- **SOAL LATIHAN**:
1) Jawablah pertanyaan berikut berdasarkan artikel tentang hakim agung jalur non-karier.
(a) Tanggal berapa surat MA kepada KY yang memuat permintaan pengisian jabatan hakim agung?
(b) Nomor putusan MK mana yang dicantumkan MA sebagai rujukan dalam surat itu?
(c) Undang-undang mana yang disebut sebagai dasar rekrutmen hakim pengadilan tindak pidana korupsi?
2) Tuliskan kembali secara persis bagian artikel tentang hakim agung jalur non-karier di antara "Dini Wahyuni" dan "dari hakim karier/umum).", termasuk kedua ujungnya.

- **KUTIPAN SUMBER**:
□ □ □ □ □ □ □

Hakim Agung Jalur Non-Karier: Sebuah Kelaziman yang diperlukan



Dini Wahyuni
Staf Biro Rekrutmen, Advokasi dan Peningkatan Kapasitas Hakim
Komisi Yudisial RI

Perdebatan mengenai proses rekrutmen calon hakim agung dari jalur karier dan non karier antara Mahkamah Agung (MA) – Komisi Yudisal (KY) memuncak setelah MA mengirimkan “surat cinta” ke KY perihal permintaan pengisian kekosongan jabatan hakim agung di Mahkamah Agung, yaitu 3 dari kamar perdata, 2 dari kamar militer, 1 dari kamar pidana, 1 dari kamar agama, 1 dari kamar TUN khusus pajak. Namun yang ada “permintaan khusus” dari surat tertanggal 20 Juli 2018 tersebut bahwa MA meminta agar 7 dari 8 hakim agung direkrut dari hakim karier (hanya hakim TUN khusus Pajak yang berasal dari hakim karier/umum).

Dalam surat tersebut MA mencantumkan putusan Mahkamah Konstitusi (MK) Nomor 53/PUU-XIV/2016 sebagai rujukan permintaan. Putusan a quo menguji pasal 6B ayat (2), Pasal 7 huruf a butir 4 dan butir 6 serta Pasal 7 huruf b butir 1 angka 4, butir 2 dan butir 3 Undang-Undang Nomor 3 Tahun 2009 tentang Perubahan Kedua Undang-Undang Mahkamah Agung dan Pasal 4 ayat (3) dan Pasal 22 Undang-Undang Nomor 8 Tahun 2011 tentang Perubahan Undang-Undang Mahkamah Konstitusi.

Reformasi MA
Proses pengisian jabatan hakim agung ini harus dilihat dari beragam aspek baik dari segi kebutuhan/kapasitas/keilmuan maupun dalam konteks memperkuat reformasi di internal MA. Dalam pertimbangannya MK juga sudah mengingatkan bahwa pengisian jabatan hakim agung yang bukan dari hakim karier merupakan bagian dan sekaligus kelanjutan dari desain besar (grand design) reformasi mendasar pemegang kekuasaan kehakiman, khususnya MA (3.9.2).

Pengisian jabatan hakim dari jalur di luar karier sesungguhnya juga sudah dilakukan di lingkungan peradilan dibawah MA. Sebut saja rekrutmen hakim pengadilan tindak pidana korupsi/tipikor (UU 46/2009) yang membuka peluang munculnya hakim ad hoc. Memang jika dicermati, hakim dari jalur non karier dan ad hoc merupakan dua hal yang berbeda, namun keduanya memiliki kesamaan yaitu sama-sama berasal dari luar jalur karier (hakim di bawah Mahkamah Agung). Terlebih lagi putusan MK mensyaratkan sifat kekhususan berupa keahlian di bidang hukum tertentu untuk dapat melamar menjadi hakim agung dari jalur non karier, hal ini sejalan dengan definisi hakim ad hoc dalam UU Kekuasaan Kehakiman (UU KK),  yaitu hakim yang memiliki keahlian dan pengalaman di bidang tertentu untuk memeriksa, mengadili dan memutus suatu perkara.

□ □ □ □ □ □ □

- **BAHAN SUMBER**:
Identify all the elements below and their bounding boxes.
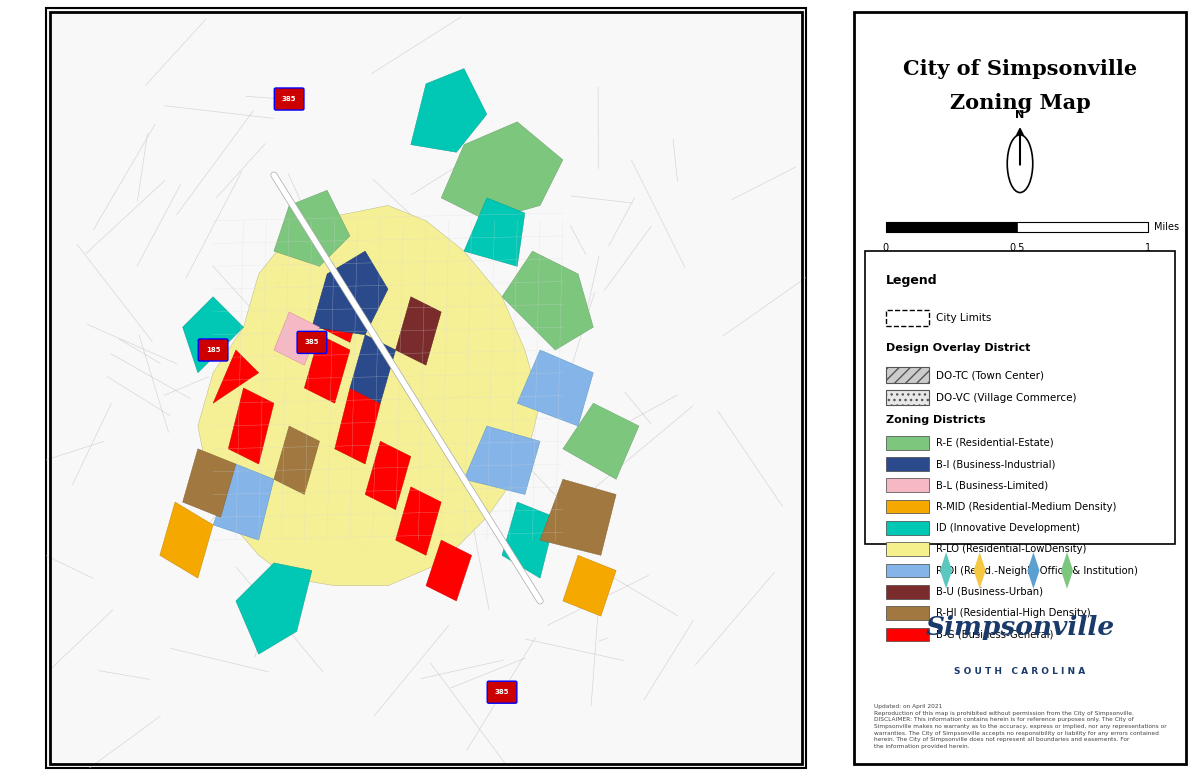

□ □ □ □ □ □ □

- **JAWABAN TIAP SOAL**:
1)
(a) 20 Juli 2018
(b) Putusan MK Nomor 53/PUU-XIV/2016
(c) UU 46/2009

2)
Dini Wahyuni
Staf Biro Rekrutmen, Advokasi dan Peningkatan Kapasitas Hakim
Komisi Yudisial RI

Perdebatan mengenai proses rekrutmen calon hakim agung dari jalur karier dan non karier antara Mahkamah Agung (MA) – Komisi Yudisal (KY) memuncak setelah MA mengirimkan “surat cinta” ke KY perihal permintaan pengisian kekosongan jabatan hakim agung di Mahkamah Agung, yaitu 3 dari kamar perdata, 2 dari kamar militer, 1 dari kamar pidana, 1 dari kamar agama, 1 dari kamar TUN khusus pajak. Namun yang ada “permintaan khusus” dari surat tertanggal 20 Juli 2018 tersebut bahwa MA meminta agar 7 dari 8 hakim agung direkrut dari hakim karier (hanya hakim TUN khusus Pajak yang berasal dari hakim karier/umum).